Listed entries:
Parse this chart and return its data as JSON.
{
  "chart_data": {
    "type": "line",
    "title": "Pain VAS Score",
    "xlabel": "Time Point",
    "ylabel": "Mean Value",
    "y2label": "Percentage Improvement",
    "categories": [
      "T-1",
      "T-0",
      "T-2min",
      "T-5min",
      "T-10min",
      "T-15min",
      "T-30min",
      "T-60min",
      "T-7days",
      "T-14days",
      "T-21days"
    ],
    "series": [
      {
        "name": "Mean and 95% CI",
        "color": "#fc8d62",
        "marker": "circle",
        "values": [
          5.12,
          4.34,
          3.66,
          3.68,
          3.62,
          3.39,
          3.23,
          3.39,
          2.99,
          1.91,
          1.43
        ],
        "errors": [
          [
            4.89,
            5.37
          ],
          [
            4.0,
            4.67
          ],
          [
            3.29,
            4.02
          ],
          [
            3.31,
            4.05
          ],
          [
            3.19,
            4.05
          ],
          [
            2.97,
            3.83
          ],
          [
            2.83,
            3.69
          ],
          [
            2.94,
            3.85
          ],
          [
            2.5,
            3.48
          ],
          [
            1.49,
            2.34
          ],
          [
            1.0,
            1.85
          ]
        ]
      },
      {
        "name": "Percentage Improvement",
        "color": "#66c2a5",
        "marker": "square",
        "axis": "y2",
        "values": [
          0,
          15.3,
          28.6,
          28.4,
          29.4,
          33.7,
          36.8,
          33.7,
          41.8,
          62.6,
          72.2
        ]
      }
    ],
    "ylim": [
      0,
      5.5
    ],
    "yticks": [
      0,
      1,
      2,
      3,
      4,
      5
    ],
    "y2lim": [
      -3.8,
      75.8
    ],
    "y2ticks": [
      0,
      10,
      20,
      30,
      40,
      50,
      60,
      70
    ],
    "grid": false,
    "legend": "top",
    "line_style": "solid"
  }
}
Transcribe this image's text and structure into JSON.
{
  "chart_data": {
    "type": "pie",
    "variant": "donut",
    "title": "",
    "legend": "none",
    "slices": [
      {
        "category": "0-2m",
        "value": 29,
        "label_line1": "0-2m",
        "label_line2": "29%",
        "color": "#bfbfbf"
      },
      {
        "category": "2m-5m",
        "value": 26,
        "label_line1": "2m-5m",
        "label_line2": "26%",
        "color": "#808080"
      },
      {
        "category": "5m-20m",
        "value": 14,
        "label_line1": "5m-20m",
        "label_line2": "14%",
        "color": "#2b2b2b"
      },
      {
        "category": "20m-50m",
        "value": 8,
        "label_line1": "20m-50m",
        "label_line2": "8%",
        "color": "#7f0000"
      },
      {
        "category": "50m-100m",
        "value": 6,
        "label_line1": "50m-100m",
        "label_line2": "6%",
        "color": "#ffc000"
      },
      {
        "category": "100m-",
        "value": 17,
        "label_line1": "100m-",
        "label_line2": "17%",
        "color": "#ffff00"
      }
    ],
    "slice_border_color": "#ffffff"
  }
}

The exercise:
Return all the data exactly as given.

Complete response:
Parse this chart and return its data as JSON.
{
  "chart_data": {
    "type": "line",
    "title": "Pain VAS Score",
    "xlabel": "Time Point",
    "ylabel": "Mean Value",
    "y2label": "Percentage Improvement",
    "categories": [
      "T-1",
      "T-0",
      "T-2min",
      "T-5min",
      "T-10min",
      "T-15min",
      "T-30min",
      "T-60min",
      "T-7days",
      "T-14days",
      "T-21days"
    ],
    "series": [
      {
        "name": "Mean and 95% CI",
        "color": "#fc8d62",
        "marker": "circle",
        "values": [
          5.12,
          4.34,
          3.66,
          3.68,
          3.62,
          3.39,
          3.23,
          3.39,
          2.99,
          1.91,
          1.43
        ],
        "errors": [
          [
            4.89,
            5.37
          ],
          [
            4.0,
            4.67
          ],
          [
            3.29,
            4.02
          ],
          [
            3.31,
            4.05
          ],
          [
            3.19,
            4.05
          ],
          [
            2.97,
            3.83
          ],
          [
            2.83,
            3.69
          ],
          [
            2.94,
            3.85
          ],
          [
            2.5,
            3.48
          ],
          [
            1.49,
            2.34
          ],
          [
            1.0,
            1.85
          ]
        ]
      },
      {
        "name": "Percentage Improvement",
        "color": "#66c2a5",
        "marker": "square",
        "axis": "y2",
        "values": [
          0,
          15.3,
          28.6,
          28.4,
          29.4,
          33.7,
          36.8,
          33.7,
          41.8,
          62.6,
          72.2
        ]
      }
    ],
    "ylim": [
      0,
      5.5
    ],
    "yticks": [
      0,
      1,
      2,
      3,
      4,
      5
    ],
    "y2lim": [
      -3.8,
      75.8
    ],
    "y2ticks": [
      0,
      10,
      20,
      30,
      40,
      50,
      60,
      70
    ],
    "grid": false,
    "legend": "top",
    "line_style": "solid"
  }
}
Transcribe this image's text and structure into JSON.
{
  "chart_data": {
    "type": "pie",
    "variant": "donut",
    "title": "",
    "legend": "none",
    "slices": [
      {
        "category": "0-2m",
        "value": 29,
        "label_line1": "0-2m",
        "label_line2": "29%",
        "color": "#bfbfbf"
      },
      {
        "category": "2m-5m",
        "value": 26,
        "label_line1": "2m-5m",
        "label_line2": "26%",
        "color": "#808080"
      },
      {
        "category": "5m-20m",
        "value": 14,
        "label_line1": "5m-20m",
        "label_line2": "14%",
        "color": "#2b2b2b"
      },
      {
        "category": "20m-50m",
        "value": 8,
        "label_line1": "20m-50m",
        "label_line2": "8%",
        "color": "#7f0000"
      },
      {
        "category": "50m-100m",
        "value": 6,
        "label_line1": "50m-100m",
        "label_line2": "6%",
        "color": "#ffc000"
      },
      {
        "category": "100m-",
        "value": 17,
        "label_line1": "100m-",
        "label_line2": "17%",
        "color": "#ffff00"
      }
    ],
    "slice_border_color": "#ffffff"
  }
}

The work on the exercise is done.